Als Beispiel verweisen die Körperschaften auf ein im Norden Deutschlands beheimatetes Unternehmen, das eine Onlineplattform vorgestellt hat, bei der man AU-Bescheinigungen per WhatsApp erhalten kann. Eine große Onlineapotheke habe mittlerweile angekündigt, ihren Kunden ebenfalls digitale Therapieangebote machen zu wollen. Mehrere Krankenkassen unterstützen zudem ein Therapieangebot für psychische Erkrankungen, bei dem per Videochat Wartezeiten auf Termine bei Psychotherapeuten vermieden werden sollten.
Klare Regeln definieren
Die Körperschaften sprechen sich in dem Papier nun dafür aus, dass „klare Einschränkungen und Begrenzungen“ definiert werden, um nicht ausschließlich Konzerninteressen in den Mittelpunkt zu stellen. Um Fehlentwicklungen zu vermeiden, müsse die Ausgestaltung der Fernbehandlung im Hinblick auf die besondere Bedeutung des persönlichen Arzt-Patienten-Kontaktes kritisch diskutiert werden, heißt es weiter.
KBV und KVen kündigten zudem an, der freien Wirtschaft und Krankenkassen nicht den Markt überlassen zu wollen. Die KVen würden „funktionierende digitale Angebote“ machen, die an den Bedürfnissen der Patienten ausgerichtet sind, heißt es in dem Papier. Man wolle dabei höchsten Ansprüchen an Datenschutz und Datensicherheit genügen.

» **ANGEZEIGTE INFORMATIONEN**:
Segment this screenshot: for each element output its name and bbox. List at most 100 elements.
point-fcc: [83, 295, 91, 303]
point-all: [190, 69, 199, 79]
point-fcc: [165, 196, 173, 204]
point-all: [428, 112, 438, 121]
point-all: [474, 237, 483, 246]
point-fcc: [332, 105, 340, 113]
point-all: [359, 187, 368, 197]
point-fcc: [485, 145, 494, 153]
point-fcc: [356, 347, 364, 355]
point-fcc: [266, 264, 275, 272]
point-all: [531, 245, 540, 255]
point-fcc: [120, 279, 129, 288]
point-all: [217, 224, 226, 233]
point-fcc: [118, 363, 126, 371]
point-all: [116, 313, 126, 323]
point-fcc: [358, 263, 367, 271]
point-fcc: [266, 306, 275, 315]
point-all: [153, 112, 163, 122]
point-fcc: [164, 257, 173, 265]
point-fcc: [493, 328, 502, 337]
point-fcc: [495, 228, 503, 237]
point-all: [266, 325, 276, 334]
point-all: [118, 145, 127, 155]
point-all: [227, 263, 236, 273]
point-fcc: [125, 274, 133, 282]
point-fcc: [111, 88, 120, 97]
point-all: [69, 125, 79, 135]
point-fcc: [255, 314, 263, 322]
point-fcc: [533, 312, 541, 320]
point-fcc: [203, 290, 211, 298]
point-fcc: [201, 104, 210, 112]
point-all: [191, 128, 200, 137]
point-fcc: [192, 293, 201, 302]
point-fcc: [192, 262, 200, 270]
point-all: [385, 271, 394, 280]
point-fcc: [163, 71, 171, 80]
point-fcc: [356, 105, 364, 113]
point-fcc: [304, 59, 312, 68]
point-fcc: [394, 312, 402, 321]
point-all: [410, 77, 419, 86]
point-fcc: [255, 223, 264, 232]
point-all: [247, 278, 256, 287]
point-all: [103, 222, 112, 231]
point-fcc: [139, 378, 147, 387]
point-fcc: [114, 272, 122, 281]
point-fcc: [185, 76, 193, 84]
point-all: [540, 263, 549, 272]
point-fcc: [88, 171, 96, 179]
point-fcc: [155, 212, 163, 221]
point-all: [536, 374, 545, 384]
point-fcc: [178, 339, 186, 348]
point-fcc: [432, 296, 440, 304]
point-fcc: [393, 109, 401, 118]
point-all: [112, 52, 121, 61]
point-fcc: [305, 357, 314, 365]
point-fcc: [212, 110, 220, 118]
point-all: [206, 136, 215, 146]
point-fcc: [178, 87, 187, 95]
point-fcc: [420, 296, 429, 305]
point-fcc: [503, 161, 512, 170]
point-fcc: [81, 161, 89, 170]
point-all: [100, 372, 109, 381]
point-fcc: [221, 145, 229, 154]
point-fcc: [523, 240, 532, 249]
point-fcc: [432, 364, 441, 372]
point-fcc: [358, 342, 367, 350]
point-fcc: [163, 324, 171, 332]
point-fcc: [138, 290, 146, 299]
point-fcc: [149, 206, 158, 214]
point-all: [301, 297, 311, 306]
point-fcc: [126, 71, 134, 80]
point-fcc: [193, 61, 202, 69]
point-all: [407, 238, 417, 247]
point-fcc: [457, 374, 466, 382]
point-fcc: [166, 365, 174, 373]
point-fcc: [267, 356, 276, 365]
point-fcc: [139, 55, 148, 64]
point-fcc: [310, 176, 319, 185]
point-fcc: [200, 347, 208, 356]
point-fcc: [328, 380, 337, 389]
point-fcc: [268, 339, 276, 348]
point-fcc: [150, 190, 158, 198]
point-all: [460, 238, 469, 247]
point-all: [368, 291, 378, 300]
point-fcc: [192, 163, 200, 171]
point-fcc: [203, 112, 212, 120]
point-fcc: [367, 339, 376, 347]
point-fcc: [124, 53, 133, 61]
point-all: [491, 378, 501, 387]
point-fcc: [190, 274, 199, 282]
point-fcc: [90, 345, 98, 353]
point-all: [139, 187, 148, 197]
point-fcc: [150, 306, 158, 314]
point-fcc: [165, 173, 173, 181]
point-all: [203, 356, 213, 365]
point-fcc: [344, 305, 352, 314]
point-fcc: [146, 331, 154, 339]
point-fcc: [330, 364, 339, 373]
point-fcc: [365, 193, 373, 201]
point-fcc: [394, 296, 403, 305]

» **AUFGABE 1**: Stimmen die folgenden Aussagen mit dem Auszug überein? Antworte jeweils mit Ja oder Nein und zitiere die entscheidenden Wörter wörtlich. (a) Eine große Onlineapotheke hat angekündigt, ihren Kunden digitale Therapieangebote machen zu wollen. (b) Das Unternehmen, bei dessen Plattform man AU-Bescheinigungen per WhatsApp erhalten kann, ist im Süden Deutschlands beheimatet. (c) KBV und KVen wollen den Markt der freien Wirtschaft und den Krankenkassen überlassen.
» **AUFGABE 2**: Gib die Stelle aus dem Auszug wortgetreu wieder, von „KBV und KVen“ bis „und Datensicherheit genügen.“.

» **LÖSUNG 1**:
(a) Ja: „Eine große Onlineapotheke habe mittlerweile angekündigt, ihren Kunden ebenfalls digitale Therapieangebote machen zu wollen.“
(b) Nein: „ein im Norden Deutschlands beheimatetes Unternehmen“
(c) Nein: „der freien Wirtschaft und Krankenkassen nicht den Markt überlassen zu wollen“

» **LÖSUNG 2**:
KBV und KVen kündigten zudem an, der freien Wirtschaft und Krankenkassen nicht den Markt überlassen zu wollen. Die KVen würden „funktionierende digitale Angebote“ machen, die an den Bedürfnissen der Patienten ausgerichtet sind, heißt es in dem Papier. Man wolle dabei höchsten Ansprüchen an Datenschutz und Datensicherheit genügen.